ROWS start

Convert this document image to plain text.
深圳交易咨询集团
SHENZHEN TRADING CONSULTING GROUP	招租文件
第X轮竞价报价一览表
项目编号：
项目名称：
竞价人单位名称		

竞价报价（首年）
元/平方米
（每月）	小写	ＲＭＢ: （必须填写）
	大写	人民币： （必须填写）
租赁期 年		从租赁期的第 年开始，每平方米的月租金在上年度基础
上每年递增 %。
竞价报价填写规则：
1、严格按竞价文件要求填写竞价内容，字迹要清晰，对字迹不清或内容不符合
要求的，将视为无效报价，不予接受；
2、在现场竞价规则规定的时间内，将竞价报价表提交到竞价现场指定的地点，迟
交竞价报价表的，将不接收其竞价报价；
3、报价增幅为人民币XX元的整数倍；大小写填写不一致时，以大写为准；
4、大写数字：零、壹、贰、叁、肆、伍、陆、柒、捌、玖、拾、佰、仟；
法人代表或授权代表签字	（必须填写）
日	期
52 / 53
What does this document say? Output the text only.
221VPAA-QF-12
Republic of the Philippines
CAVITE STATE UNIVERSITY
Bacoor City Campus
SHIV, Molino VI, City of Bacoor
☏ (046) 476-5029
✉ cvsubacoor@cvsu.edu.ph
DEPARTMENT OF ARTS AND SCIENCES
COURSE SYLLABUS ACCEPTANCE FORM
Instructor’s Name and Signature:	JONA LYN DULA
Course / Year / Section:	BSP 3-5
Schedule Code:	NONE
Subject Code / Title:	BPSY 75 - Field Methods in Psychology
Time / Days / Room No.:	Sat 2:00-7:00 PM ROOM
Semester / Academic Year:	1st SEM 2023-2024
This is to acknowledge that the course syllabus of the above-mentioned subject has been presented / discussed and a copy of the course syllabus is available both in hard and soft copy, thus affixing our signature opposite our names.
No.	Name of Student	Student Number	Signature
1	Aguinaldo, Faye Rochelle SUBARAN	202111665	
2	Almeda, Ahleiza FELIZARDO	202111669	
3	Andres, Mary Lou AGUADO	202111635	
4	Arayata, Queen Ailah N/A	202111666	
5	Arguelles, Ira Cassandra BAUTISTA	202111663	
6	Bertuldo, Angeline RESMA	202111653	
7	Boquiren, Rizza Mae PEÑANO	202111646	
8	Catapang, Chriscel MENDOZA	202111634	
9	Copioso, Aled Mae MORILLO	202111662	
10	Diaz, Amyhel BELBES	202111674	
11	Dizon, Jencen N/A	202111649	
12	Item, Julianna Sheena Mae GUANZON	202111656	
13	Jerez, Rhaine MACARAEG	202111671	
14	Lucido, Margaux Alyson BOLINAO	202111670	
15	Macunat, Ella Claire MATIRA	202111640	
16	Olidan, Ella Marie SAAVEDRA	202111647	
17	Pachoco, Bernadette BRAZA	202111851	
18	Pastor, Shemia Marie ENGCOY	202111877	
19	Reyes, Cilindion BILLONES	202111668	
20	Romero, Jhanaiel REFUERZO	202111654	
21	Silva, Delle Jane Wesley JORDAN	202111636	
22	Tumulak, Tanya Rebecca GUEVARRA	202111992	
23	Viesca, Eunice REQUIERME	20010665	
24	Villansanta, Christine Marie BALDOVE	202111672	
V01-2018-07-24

ROWS end
ROWS start

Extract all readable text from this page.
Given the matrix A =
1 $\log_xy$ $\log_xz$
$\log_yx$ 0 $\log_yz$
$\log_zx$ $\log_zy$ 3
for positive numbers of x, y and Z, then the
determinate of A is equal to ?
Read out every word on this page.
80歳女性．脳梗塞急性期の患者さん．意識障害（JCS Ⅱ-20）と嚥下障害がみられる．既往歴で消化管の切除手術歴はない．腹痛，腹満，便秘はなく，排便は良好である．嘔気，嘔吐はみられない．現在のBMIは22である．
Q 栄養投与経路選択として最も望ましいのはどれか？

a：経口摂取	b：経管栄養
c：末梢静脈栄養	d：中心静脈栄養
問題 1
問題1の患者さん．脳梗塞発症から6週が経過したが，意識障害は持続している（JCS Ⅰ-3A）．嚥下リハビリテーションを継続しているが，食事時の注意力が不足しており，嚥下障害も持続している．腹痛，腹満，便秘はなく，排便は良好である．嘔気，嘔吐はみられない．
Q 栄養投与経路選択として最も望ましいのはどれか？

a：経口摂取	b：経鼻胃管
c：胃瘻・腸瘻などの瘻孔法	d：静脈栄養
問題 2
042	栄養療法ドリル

ROWS end

-- CHALLENGE --
Copy every line of the data that holds the string "document".

-- SOLUTION FOR THIS EXERCISE --
Convert this document image to plain text.
What does this document say? Output the text only.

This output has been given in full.